**Exercise task:**
Copy the Roja Combines passage between "Roja Combines is" and "create GJ Combines.", inclusive, putting "film producers" wherever "producers" stands.

**Passage shown:**
* * * *
Roja Combines is an Indian film production and distribution company headed by Kaja Mydeen. The film had been a leading production studio in the Tamil film industry in the 1990s, but has struggled following the switch to digital film-making.

History 
Roja Combines was launched and run by three separate producers in the 1990s – Kaja Mydeen, V. Gnanavel and Jayaprakash. In the early 2000s, Gnanavel and Jayaprakash moved to create GJ Combines.

Soon after the surprise success of the adolescent-themed Thulluvadho Ilamai (2002), Roja Combines agreed terms with the film's lead actors Dhanush and Sherin to make a film for the studio during October 2002. A project titled Ennai Mattum Kaadhal Pannu by Boopathy Pandian began thereafter but was later put on hold after Dhanush became busy with other ventures. Eventually, the film was relaunched with Dhanush and Sridevi Vijayakumar as Devathayai Kanden (2005).
* * * *
**Stored data:**
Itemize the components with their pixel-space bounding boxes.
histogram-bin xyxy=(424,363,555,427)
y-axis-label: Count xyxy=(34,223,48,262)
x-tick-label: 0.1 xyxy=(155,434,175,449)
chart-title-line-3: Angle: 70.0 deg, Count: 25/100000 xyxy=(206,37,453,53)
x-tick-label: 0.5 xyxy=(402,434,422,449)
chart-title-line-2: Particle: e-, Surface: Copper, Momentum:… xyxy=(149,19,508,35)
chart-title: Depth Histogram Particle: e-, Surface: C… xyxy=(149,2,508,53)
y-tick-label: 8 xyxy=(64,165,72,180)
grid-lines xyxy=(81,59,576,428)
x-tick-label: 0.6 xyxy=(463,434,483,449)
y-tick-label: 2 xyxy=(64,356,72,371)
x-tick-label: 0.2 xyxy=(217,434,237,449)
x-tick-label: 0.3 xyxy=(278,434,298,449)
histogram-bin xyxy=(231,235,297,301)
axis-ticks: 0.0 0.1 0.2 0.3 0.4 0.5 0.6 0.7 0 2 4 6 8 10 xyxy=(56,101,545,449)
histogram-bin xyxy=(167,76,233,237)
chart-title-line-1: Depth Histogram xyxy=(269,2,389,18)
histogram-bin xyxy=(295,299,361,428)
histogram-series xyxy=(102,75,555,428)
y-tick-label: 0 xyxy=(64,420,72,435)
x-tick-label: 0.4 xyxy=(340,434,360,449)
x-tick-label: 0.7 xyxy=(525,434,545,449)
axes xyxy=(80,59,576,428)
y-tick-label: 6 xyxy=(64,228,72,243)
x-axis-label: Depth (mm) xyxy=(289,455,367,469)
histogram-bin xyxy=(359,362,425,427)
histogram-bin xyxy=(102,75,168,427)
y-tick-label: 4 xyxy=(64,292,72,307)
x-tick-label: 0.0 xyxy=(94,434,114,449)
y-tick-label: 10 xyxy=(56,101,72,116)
* * * *
**Solution to this task:**
Roja Combines is an Indian film production and distribution company headed by Kaja Mydeen. The film had been a leading production studio in the Tamil film industry in the 1990s, but has struggled following the switch to digital film-making.

History 
Roja Combines was launched and run by three separate film producers in the 1990s – Kaja Mydeen, V. Gnanavel and Jayaprakash. In the early 2000s, Gnanavel and Jayaprakash moved to create GJ Combines.